_Records shown:_
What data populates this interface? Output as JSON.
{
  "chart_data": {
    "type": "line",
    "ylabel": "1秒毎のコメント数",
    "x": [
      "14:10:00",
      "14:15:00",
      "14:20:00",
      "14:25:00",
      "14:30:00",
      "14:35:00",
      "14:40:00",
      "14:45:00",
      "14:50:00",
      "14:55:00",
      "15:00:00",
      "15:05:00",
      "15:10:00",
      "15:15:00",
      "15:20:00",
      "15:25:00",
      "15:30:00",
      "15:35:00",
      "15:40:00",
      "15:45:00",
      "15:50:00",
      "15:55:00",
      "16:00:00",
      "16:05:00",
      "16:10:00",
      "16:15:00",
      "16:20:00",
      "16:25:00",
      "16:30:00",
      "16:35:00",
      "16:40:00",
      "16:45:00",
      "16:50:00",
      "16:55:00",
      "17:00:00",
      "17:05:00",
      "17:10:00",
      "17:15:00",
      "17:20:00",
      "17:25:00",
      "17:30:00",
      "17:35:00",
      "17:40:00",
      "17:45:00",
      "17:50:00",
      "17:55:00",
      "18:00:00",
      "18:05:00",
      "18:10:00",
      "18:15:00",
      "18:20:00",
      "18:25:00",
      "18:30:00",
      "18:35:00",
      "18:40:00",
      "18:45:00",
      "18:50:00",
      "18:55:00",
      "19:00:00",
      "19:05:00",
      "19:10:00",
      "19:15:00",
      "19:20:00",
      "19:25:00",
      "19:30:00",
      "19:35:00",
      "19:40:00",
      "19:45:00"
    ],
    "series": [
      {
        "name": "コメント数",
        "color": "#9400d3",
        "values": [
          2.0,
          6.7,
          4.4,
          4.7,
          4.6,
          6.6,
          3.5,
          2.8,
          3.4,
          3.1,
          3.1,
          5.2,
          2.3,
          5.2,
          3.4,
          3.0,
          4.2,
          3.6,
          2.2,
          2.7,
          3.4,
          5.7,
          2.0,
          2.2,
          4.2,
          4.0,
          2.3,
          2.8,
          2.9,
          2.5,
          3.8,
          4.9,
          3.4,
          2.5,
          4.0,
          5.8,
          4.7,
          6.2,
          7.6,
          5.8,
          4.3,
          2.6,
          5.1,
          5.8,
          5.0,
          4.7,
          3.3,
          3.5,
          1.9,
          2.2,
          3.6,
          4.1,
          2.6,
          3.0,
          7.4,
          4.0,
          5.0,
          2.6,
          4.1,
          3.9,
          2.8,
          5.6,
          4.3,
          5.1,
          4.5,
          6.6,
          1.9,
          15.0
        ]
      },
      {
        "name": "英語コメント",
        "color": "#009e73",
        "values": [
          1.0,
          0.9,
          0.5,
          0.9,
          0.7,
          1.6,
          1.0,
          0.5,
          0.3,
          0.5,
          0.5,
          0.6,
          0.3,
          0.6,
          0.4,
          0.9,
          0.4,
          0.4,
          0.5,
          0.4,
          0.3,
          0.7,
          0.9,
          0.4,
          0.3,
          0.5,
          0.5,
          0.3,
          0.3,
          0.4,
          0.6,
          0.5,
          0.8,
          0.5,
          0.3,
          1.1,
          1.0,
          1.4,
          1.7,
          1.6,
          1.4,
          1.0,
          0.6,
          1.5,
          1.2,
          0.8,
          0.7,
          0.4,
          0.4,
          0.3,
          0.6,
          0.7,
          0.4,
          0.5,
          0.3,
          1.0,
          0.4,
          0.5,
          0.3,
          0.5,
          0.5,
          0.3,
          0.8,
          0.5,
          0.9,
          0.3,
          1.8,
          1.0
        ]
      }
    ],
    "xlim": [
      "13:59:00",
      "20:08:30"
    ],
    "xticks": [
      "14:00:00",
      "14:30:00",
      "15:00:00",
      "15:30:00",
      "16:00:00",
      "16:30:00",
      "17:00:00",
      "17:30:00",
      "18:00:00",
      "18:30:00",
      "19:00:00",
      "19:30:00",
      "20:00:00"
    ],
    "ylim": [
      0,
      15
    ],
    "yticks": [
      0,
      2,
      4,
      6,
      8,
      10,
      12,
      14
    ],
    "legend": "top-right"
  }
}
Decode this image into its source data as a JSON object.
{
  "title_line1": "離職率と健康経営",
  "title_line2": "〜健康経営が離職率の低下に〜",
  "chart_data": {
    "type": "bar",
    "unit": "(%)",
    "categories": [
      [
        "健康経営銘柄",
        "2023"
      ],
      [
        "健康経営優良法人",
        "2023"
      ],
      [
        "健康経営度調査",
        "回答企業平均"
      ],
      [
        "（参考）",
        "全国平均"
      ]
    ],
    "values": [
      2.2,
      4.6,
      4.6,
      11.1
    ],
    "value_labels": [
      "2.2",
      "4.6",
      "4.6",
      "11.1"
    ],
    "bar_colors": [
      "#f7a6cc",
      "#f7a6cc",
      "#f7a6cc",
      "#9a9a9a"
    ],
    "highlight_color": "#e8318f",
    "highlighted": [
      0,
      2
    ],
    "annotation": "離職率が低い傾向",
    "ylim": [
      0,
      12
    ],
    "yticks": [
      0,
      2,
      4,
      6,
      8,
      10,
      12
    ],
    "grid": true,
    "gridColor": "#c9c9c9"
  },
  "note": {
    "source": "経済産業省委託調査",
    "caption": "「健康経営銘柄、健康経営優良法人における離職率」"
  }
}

_What is asked:_
Return all of the above records exactly, leaving no line out.

_Written solution:_
What data populates this interface? Output as JSON.
{
  "chart_data": {
    "type": "line",
    "ylabel": "1秒毎のコメント数",
    "x": [
      "14:10:00",
      "14:15:00",
      "14:20:00",
      "14:25:00",
      "14:30:00",
      "14:35:00",
      "14:40:00",
      "14:45:00",
      "14:50:00",
      "14:55:00",
      "15:00:00",
      "15:05:00",
      "15:10:00",
      "15:15:00",
      "15:20:00",
      "15:25:00",
      "15:30:00",
      "15:35:00",
      "15:40:00",
      "15:45:00",
      "15:50:00",
      "15:55:00",
      "16:00:00",
      "16:05:00",
      "16:10:00",
      "16:15:00",
      "16:20:00",
      "16:25:00",
      "16:30:00",
      "16:35:00",
      "16:40:00",
      "16:45:00",
      "16:50:00",
      "16:55:00",
      "17:00:00",
      "17:05:00",
      "17:10:00",
      "17:15:00",
      "17:20:00",
      "17:25:00",
      "17:30:00",
      "17:35:00",
      "17:40:00",
      "17:45:00",
      "17:50:00",
      "17:55:00",
      "18:00:00",
      "18:05:00",
      "18:10:00",
      "18:15:00",
      "18:20:00",
      "18:25:00",
      "18:30:00",
      "18:35:00",
      "18:40:00",
      "18:45:00",
      "18:50:00",
      "18:55:00",
      "19:00:00",
      "19:05:00",
      "19:10:00",
      "19:15:00",
      "19:20:00",
      "19:25:00",
      "19:30:00",
      "19:35:00",
      "19:40:00",
      "19:45:00"
    ],
    "series": [
      {
        "name": "コメント数",
        "color": "#9400d3",
        "values": [
          2.0,
          6.7,
          4.4,
          4.7,
          4.6,
          6.6,
          3.5,
          2.8,
          3.4,
          3.1,
          3.1,
          5.2,
          2.3,
          5.2,
          3.4,
          3.0,
          4.2,
          3.6,
          2.2,
          2.7,
          3.4,
          5.7,
          2.0,
          2.2,
          4.2,
          4.0,
          2.3,
          2.8,
          2.9,
          2.5,
          3.8,
          4.9,
          3.4,
          2.5,
          4.0,
          5.8,
          4.7,
          6.2,
          7.6,
          5.8,
          4.3,
          2.6,
          5.1,
          5.8,
          5.0,
          4.7,
          3.3,
          3.5,
          1.9,
          2.2,
          3.6,
          4.1,
          2.6,
          3.0,
          7.4,
          4.0,
          5.0,
          2.6,
          4.1,
          3.9,
          2.8,
          5.6,
          4.3,
          5.1,
          4.5,
          6.6,
          1.9,
          15.0
        ]
      },
      {
        "name": "英語コメント",
        "color": "#009e73",
        "values": [
          1.0,
          0.9,
          0.5,
          0.9,
          0.7,
          1.6,
          1.0,
          0.5,
          0.3,
          0.5,
          0.5,
          0.6,
          0.3,
          0.6,
          0.4,
          0.9,
          0.4,
          0.4,
          0.5,
          0.4,
          0.3,
          0.7,
          0.9,
          0.4,
          0.3,
          0.5,
          0.5,
          0.3,
          0.3,
          0.4,
          0.6,
          0.5,
          0.8,
          0.5,
          0.3,
          1.1,
          1.0,
          1.4,
          1.7,
          1.6,
          1.4,
          1.0,
          0.6,
          1.5,
          1.2,
          0.8,
          0.7,
          0.4,
          0.4,
          0.3,
          0.6,
          0.7,
          0.4,
          0.5,
          0.3,
          1.0,
          0.4,
          0.5,
          0.3,
          0.5,
          0.5,
          0.3,
          0.8,
          0.5,
          0.9,
          0.3,
          1.8,
          1.0
        ]
      }
    ],
    "xlim": [
      "13:59:00",
      "20:08:30"
    ],
    "xticks": [
      "14:00:00",
      "14:30:00",
      "15:00:00",
      "15:30:00",
      "16:00:00",
      "16:30:00",
      "17:00:00",
      "17:30:00",
      "18:00:00",
      "18:30:00",
      "19:00:00",
      "19:30:00",
      "20:00:00"
    ],
    "ylim": [
      0,
      15
    ],
    "yticks": [
      0,
      2,
      4,
      6,
      8,
      10,
      12,
      14
    ],
    "legend": "top-right"
  }
}
Decode this image into its source data as a JSON object.
{
  "title_line1": "離職率と健康経営",
  "title_line2": "〜健康経営が離職率の低下に〜",
  "chart_data": {
    "type": "bar",
    "unit": "(%)",
    "categories": [
      [
        "健康経営銘柄",
        "2023"
      ],
      [
        "健康経営優良法人",
        "2023"
      ],
      [
        "健康経営度調査",
        "回答企業平均"
      ],
      [
        "（参考）",
        "全国平均"
      ]
    ],
    "values": [
      2.2,
      4.6,
      4.6,
      11.1
    ],
    "value_labels": [
      "2.2",
      "4.6",
      "4.6",
      "11.1"
    ],
    "bar_colors": [
      "#f7a6cc",
      "#f7a6cc",
      "#f7a6cc",
      "#9a9a9a"
    ],
    "highlight_color": "#e8318f",
    "highlighted": [
      0,
      2
    ],
    "annotation": "離職率が低い傾向",
    "ylim": [
      0,
      12
    ],
    "yticks": [
      0,
      2,
      4,
      6,
      8,
      10,
      12
    ],
    "grid": true,
    "gridColor": "#c9c9c9"
  },
  "note": {
    "source": "経済産業省委託調査",
    "caption": "「健康経営銘柄、健康経営優良法人における離職率」"
  }
}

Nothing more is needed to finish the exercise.